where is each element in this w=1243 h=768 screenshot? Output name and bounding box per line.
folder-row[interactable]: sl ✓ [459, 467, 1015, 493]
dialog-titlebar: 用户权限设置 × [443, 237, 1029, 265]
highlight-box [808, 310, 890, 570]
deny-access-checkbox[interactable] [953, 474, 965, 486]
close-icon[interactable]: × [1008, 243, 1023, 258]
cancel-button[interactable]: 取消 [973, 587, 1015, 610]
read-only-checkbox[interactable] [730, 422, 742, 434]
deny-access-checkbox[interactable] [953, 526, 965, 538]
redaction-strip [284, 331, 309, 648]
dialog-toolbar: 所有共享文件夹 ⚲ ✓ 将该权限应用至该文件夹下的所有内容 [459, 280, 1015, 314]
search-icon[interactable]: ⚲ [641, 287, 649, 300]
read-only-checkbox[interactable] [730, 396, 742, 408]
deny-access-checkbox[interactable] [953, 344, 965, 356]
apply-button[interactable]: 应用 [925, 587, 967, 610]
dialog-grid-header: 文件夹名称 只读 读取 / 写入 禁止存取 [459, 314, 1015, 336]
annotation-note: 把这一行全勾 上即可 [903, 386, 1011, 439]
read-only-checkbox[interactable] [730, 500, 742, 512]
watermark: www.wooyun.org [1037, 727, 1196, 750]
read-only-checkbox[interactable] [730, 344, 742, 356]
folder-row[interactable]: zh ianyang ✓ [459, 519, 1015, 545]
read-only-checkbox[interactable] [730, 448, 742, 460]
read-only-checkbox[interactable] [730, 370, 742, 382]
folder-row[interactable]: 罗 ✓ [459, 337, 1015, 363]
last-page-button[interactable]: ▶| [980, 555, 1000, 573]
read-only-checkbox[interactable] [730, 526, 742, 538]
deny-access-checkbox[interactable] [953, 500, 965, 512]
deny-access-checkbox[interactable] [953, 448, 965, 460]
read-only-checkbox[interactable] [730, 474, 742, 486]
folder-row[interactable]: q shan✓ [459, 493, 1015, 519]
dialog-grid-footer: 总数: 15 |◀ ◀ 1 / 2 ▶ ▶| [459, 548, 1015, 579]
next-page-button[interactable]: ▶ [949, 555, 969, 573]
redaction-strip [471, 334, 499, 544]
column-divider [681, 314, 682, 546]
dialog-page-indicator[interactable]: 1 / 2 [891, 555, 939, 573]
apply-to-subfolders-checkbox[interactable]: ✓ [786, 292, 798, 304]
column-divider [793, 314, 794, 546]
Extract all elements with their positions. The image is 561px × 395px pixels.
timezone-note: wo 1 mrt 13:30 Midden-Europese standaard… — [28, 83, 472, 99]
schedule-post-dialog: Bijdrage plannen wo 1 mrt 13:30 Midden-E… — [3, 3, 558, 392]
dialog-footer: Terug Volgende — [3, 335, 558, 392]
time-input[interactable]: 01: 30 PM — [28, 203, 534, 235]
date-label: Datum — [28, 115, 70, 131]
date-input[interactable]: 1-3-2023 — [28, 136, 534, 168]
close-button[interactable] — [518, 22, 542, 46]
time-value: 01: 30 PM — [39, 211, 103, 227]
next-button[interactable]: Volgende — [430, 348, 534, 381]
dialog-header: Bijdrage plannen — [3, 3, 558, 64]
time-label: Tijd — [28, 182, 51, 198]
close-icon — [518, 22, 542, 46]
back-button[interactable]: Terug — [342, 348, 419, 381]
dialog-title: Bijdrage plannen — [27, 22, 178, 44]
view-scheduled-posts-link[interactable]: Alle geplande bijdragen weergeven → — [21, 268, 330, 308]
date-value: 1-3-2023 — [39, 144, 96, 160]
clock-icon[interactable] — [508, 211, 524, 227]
====================
* **Task details**
Reproduce each of the entries above line for line, keeping every character unchanged.

* **Result**
where is each element in this w=1243 h=768 screenshot? Output name and bounding box per line.
folder-row[interactable]: sl ✓ [459, 467, 1015, 493]
dialog-titlebar: 用户权限设置 × [443, 237, 1029, 265]
highlight-box [808, 310, 890, 570]
deny-access-checkbox[interactable] [953, 474, 965, 486]
close-icon[interactable]: × [1008, 243, 1023, 258]
cancel-button[interactable]: 取消 [973, 587, 1015, 610]
read-only-checkbox[interactable] [730, 422, 742, 434]
deny-access-checkbox[interactable] [953, 526, 965, 538]
redaction-strip [284, 331, 309, 648]
dialog-toolbar: 所有共享文件夹 ⚲ ✓ 将该权限应用至该文件夹下的所有内容 [459, 280, 1015, 314]
search-icon[interactable]: ⚲ [641, 287, 649, 300]
read-only-checkbox[interactable] [730, 396, 742, 408]
deny-access-checkbox[interactable] [953, 344, 965, 356]
apply-button[interactable]: 应用 [925, 587, 967, 610]
dialog-grid-header: 文件夹名称 只读 读取 / 写入 禁止存取 [459, 314, 1015, 336]
annotation-note: 把这一行全勾 上即可 [903, 386, 1011, 439]
read-only-checkbox[interactable] [730, 500, 742, 512]
watermark: www.wooyun.org [1037, 727, 1196, 750]
read-only-checkbox[interactable] [730, 344, 742, 356]
folder-row[interactable]: zh ianyang ✓ [459, 519, 1015, 545]
read-only-checkbox[interactable] [730, 448, 742, 460]
read-only-checkbox[interactable] [730, 370, 742, 382]
folder-row[interactable]: 罗 ✓ [459, 337, 1015, 363]
last-page-button[interactable]: ▶| [980, 555, 1000, 573]
read-only-checkbox[interactable] [730, 526, 742, 538]
deny-access-checkbox[interactable] [953, 500, 965, 512]
deny-access-checkbox[interactable] [953, 448, 965, 460]
read-only-checkbox[interactable] [730, 474, 742, 486]
folder-row[interactable]: q shan✓ [459, 493, 1015, 519]
dialog-grid-footer: 总数: 15 |◀ ◀ 1 / 2 ▶ ▶| [459, 548, 1015, 579]
next-page-button[interactable]: ▶ [949, 555, 969, 573]
redaction-strip [471, 334, 499, 544]
column-divider [681, 314, 682, 546]
dialog-page-indicator[interactable]: 1 / 2 [891, 555, 939, 573]
apply-to-subfolders-checkbox[interactable]: ✓ [786, 292, 798, 304]
column-divider [793, 314, 794, 546]
Extract all elements with their positions. The image is 561px × 395px pixels.
timezone-note: wo 1 mrt 13:30 Midden-Europese standaard… — [28, 83, 472, 99]
schedule-post-dialog: Bijdrage plannen wo 1 mrt 13:30 Midden-E… — [3, 3, 558, 392]
dialog-footer: Terug Volgende — [3, 335, 558, 392]
time-input[interactable]: 01: 30 PM — [28, 203, 534, 235]
date-label: Datum — [28, 115, 70, 131]
date-input[interactable]: 1-3-2023 — [28, 136, 534, 168]
close-button[interactable] — [518, 22, 542, 46]
time-value: 01: 30 PM — [39, 211, 103, 227]
next-button[interactable]: Volgende — [430, 348, 534, 381]
dialog-header: Bijdrage plannen — [3, 3, 558, 64]
time-label: Tijd — [28, 182, 51, 198]
close-icon — [518, 22, 542, 46]
back-button[interactable]: Terug — [342, 348, 419, 381]
dialog-title: Bijdrage plannen — [27, 22, 178, 44]
view-scheduled-posts-link[interactable]: Alle geplande bijdragen weergeven → — [21, 268, 330, 308]
date-value: 1-3-2023 — [39, 144, 96, 160]
clock-icon[interactable] — [508, 211, 524, 227]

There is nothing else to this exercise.